* START SOURCE RECORDS *
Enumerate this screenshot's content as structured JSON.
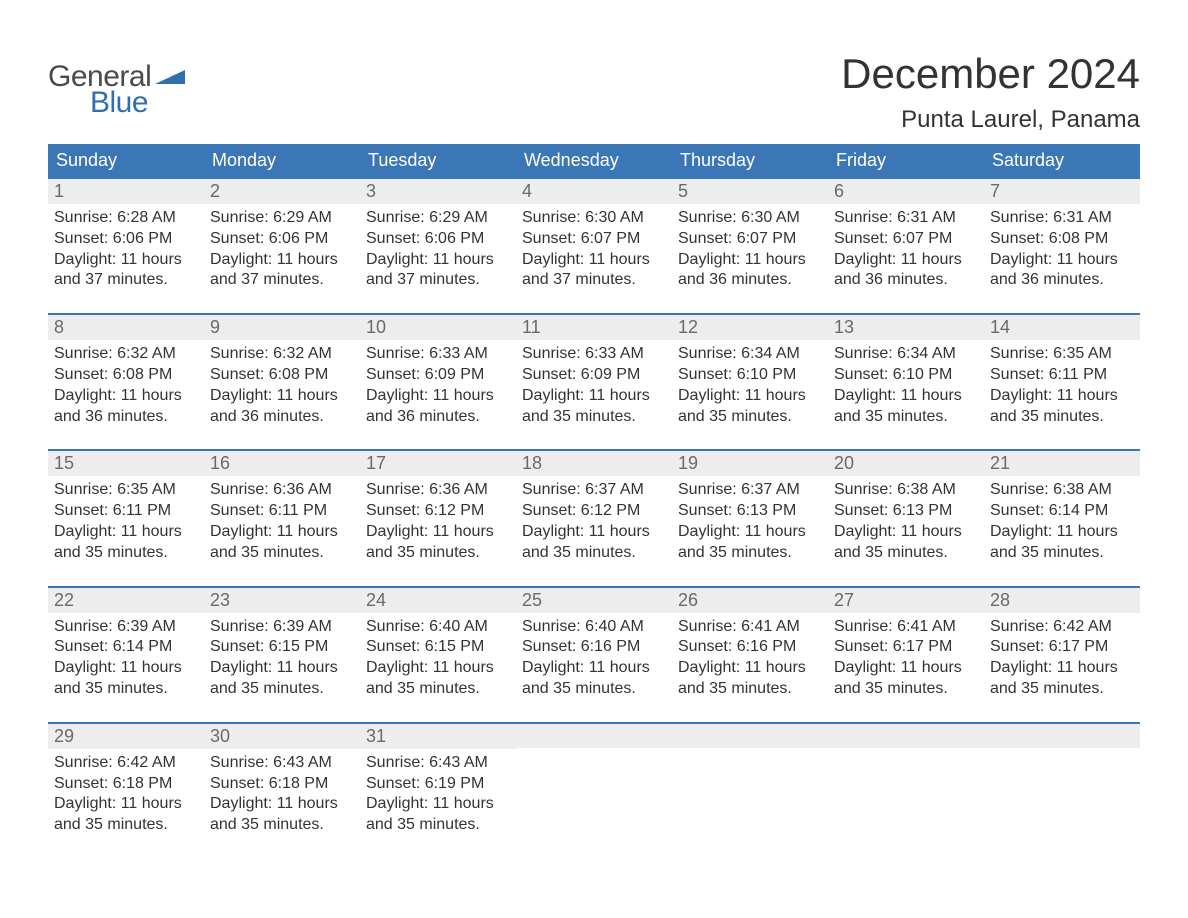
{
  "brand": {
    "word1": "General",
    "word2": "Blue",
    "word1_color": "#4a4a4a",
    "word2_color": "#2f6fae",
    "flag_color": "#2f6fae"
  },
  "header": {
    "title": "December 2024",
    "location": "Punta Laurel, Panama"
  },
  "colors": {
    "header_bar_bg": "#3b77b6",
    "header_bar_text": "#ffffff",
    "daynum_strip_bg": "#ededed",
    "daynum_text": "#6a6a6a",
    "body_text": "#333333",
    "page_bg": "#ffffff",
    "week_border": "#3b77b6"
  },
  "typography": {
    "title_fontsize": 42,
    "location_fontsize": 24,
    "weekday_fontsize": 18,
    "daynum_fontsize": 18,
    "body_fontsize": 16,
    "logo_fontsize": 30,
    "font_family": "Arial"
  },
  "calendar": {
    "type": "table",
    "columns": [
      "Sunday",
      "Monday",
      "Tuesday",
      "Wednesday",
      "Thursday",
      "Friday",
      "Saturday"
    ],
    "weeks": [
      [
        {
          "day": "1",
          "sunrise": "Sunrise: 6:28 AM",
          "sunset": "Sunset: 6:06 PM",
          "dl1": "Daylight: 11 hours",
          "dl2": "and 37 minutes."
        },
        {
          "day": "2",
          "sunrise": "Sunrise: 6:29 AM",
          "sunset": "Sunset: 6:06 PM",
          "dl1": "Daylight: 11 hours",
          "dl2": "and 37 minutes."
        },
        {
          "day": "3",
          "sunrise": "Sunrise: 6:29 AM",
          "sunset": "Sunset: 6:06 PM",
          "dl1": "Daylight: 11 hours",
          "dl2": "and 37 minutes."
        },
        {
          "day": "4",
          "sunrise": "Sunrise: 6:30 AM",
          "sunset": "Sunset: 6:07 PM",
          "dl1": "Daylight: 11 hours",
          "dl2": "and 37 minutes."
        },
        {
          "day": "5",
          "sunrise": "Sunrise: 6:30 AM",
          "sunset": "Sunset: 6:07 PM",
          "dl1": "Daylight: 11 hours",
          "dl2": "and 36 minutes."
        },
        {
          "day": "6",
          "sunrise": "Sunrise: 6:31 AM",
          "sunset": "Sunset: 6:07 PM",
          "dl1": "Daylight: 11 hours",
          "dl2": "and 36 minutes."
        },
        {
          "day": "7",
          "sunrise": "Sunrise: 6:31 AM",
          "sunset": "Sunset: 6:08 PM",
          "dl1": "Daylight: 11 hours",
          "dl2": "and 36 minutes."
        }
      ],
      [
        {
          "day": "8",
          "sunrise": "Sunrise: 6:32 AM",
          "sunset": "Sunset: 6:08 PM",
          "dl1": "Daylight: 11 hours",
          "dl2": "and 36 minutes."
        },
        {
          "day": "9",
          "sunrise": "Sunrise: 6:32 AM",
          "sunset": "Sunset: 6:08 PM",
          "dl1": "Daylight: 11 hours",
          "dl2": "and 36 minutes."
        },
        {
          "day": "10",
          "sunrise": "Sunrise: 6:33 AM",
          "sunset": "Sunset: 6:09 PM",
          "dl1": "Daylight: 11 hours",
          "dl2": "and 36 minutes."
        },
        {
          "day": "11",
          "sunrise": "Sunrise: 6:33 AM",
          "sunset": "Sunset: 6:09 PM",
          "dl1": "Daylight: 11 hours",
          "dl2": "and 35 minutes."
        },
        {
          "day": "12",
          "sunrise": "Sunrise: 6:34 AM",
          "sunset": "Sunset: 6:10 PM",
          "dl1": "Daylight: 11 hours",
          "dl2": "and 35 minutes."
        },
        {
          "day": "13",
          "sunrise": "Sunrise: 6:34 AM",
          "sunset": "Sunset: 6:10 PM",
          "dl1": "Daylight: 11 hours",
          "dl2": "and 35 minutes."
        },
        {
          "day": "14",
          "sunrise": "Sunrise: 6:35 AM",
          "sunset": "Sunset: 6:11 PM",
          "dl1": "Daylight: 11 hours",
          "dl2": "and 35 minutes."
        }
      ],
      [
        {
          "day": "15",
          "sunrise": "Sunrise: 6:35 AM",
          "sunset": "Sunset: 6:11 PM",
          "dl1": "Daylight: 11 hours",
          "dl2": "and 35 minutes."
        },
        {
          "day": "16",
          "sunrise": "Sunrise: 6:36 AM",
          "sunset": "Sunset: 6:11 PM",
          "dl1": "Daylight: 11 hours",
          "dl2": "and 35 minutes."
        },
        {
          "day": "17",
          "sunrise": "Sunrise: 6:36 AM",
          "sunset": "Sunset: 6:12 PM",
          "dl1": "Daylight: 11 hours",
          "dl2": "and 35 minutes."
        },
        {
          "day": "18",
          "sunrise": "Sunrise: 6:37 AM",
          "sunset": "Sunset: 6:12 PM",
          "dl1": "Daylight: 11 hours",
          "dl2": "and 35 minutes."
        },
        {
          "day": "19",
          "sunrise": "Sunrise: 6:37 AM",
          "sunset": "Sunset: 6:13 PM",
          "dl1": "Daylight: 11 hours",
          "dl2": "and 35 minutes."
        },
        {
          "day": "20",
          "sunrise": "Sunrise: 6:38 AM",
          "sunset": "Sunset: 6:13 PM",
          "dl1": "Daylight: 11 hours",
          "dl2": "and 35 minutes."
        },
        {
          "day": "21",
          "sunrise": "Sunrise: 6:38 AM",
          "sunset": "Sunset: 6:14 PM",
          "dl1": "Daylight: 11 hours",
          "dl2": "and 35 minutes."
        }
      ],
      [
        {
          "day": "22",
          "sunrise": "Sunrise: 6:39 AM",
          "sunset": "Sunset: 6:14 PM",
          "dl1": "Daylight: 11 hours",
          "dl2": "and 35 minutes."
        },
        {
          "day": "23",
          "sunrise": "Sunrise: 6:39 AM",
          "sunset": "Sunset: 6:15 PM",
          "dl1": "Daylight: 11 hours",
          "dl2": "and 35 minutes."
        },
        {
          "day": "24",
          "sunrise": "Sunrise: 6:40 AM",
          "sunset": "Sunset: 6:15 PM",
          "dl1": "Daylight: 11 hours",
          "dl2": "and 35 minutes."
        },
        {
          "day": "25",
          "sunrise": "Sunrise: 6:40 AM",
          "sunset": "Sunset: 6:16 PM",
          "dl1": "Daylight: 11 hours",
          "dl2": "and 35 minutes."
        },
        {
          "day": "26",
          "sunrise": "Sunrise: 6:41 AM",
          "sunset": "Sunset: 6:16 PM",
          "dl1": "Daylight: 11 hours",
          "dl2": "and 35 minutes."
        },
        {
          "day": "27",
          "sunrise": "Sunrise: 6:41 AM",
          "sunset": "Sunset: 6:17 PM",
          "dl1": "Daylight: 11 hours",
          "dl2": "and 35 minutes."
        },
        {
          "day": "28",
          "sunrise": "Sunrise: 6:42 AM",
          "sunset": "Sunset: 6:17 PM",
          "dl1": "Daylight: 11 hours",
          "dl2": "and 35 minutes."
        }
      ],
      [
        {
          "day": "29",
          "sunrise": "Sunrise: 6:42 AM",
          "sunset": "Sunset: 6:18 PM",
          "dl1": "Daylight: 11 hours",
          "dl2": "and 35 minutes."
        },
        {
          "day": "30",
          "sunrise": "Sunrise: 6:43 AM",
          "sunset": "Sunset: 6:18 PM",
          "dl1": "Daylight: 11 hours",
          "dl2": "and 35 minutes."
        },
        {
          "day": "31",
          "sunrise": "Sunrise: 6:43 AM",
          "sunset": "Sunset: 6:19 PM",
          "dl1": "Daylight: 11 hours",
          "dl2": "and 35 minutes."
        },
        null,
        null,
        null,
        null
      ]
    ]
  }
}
* END SOURCE RECORDS *
* START SOURCE RECORDS *
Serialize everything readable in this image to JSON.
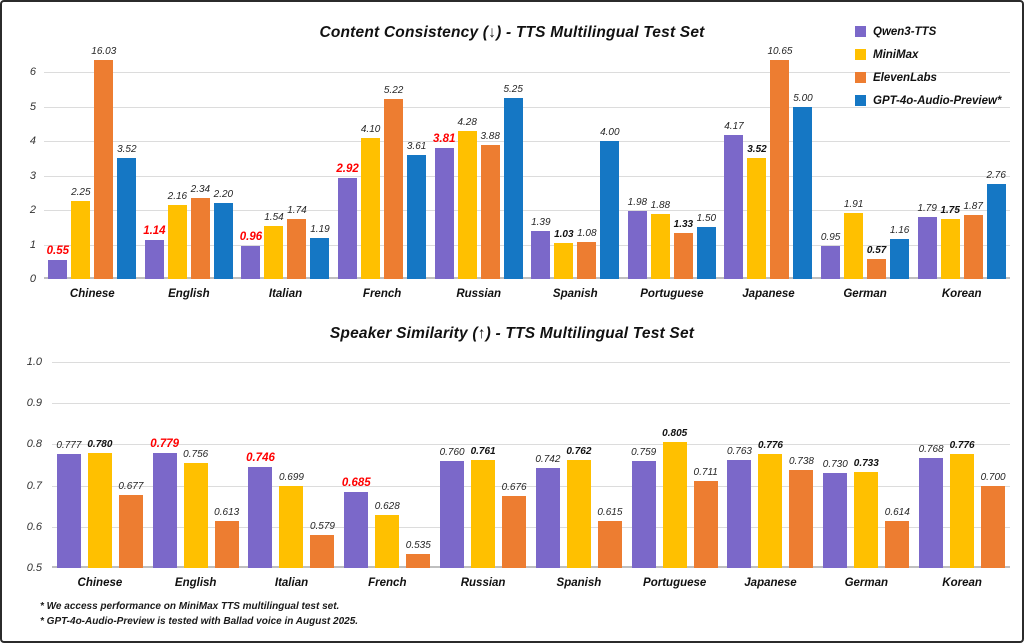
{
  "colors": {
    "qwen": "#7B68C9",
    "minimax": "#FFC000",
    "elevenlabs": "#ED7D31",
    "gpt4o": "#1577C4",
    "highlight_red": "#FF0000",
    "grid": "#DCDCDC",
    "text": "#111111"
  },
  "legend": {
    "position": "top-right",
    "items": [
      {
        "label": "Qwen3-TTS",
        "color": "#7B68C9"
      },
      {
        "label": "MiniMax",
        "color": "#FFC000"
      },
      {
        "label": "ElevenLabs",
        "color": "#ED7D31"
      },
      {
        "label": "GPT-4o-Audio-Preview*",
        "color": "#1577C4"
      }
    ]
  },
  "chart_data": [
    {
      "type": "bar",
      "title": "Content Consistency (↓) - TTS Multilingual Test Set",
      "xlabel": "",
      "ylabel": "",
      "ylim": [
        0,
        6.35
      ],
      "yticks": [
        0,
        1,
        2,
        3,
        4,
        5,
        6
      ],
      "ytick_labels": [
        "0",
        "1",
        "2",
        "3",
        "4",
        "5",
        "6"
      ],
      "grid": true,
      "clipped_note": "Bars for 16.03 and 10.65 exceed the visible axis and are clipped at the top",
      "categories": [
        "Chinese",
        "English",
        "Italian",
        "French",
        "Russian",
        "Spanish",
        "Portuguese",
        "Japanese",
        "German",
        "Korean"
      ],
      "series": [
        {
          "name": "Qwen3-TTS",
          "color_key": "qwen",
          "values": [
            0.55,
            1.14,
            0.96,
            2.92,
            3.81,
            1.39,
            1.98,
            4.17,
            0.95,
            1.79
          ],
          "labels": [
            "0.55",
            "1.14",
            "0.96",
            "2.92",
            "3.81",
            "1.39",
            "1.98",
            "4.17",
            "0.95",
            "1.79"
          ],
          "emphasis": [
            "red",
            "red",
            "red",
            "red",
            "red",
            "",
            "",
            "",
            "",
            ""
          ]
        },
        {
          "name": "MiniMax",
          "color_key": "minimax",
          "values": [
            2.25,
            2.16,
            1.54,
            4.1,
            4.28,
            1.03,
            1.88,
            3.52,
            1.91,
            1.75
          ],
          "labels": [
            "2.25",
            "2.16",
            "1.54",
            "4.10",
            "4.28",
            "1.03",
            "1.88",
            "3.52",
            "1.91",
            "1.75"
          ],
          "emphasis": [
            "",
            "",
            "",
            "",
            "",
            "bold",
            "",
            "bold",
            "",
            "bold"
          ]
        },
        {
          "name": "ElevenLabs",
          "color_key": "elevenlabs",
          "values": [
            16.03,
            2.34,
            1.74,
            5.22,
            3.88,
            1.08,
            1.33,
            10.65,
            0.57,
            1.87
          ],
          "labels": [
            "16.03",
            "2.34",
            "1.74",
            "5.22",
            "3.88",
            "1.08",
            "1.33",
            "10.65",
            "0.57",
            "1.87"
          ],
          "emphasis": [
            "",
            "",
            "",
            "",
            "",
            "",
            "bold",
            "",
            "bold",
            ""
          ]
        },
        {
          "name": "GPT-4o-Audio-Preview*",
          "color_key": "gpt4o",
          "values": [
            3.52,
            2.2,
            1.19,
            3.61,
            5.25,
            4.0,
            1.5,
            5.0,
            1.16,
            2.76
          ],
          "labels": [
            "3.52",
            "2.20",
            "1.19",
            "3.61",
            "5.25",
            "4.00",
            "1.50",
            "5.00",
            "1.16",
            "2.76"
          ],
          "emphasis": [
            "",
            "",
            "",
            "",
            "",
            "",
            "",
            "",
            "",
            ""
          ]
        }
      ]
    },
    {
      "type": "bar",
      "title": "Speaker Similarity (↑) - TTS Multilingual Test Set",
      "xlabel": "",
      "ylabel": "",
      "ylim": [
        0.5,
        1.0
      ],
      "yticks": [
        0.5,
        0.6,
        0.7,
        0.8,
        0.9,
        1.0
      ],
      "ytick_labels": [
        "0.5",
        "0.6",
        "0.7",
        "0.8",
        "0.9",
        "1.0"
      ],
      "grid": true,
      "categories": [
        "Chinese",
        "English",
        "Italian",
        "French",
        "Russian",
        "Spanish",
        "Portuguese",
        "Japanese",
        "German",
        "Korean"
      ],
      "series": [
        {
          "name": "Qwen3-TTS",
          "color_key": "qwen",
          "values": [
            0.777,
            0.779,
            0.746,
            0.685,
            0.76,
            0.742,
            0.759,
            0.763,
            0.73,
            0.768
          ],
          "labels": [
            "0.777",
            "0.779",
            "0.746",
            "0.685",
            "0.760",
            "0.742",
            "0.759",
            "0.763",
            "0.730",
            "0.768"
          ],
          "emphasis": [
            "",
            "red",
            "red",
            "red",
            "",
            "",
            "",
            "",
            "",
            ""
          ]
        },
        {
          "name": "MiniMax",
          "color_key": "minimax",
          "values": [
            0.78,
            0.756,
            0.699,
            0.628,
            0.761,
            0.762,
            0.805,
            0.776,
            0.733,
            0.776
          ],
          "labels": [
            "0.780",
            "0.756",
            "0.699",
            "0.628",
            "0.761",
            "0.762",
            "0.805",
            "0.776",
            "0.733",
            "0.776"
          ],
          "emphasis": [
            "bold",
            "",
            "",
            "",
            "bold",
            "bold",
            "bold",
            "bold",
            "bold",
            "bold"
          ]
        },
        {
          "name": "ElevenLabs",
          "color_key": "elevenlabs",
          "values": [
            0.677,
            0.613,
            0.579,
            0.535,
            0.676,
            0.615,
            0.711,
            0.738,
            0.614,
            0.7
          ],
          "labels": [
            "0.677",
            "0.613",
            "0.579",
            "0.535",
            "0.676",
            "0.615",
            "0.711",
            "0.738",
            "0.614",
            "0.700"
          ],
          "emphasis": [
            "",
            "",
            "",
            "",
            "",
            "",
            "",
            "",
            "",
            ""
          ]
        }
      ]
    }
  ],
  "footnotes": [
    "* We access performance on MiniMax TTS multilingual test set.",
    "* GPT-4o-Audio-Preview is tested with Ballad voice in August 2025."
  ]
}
* END SOURCE RECORDS *
> _YOUR INSTRUCTIONS_: In the records above, find each line holding "ffffff" and copy it.

> _SOLVED PROBLEM_:
    "header_bar_text": "#ffffff",
    "page_bg": "#ffffff",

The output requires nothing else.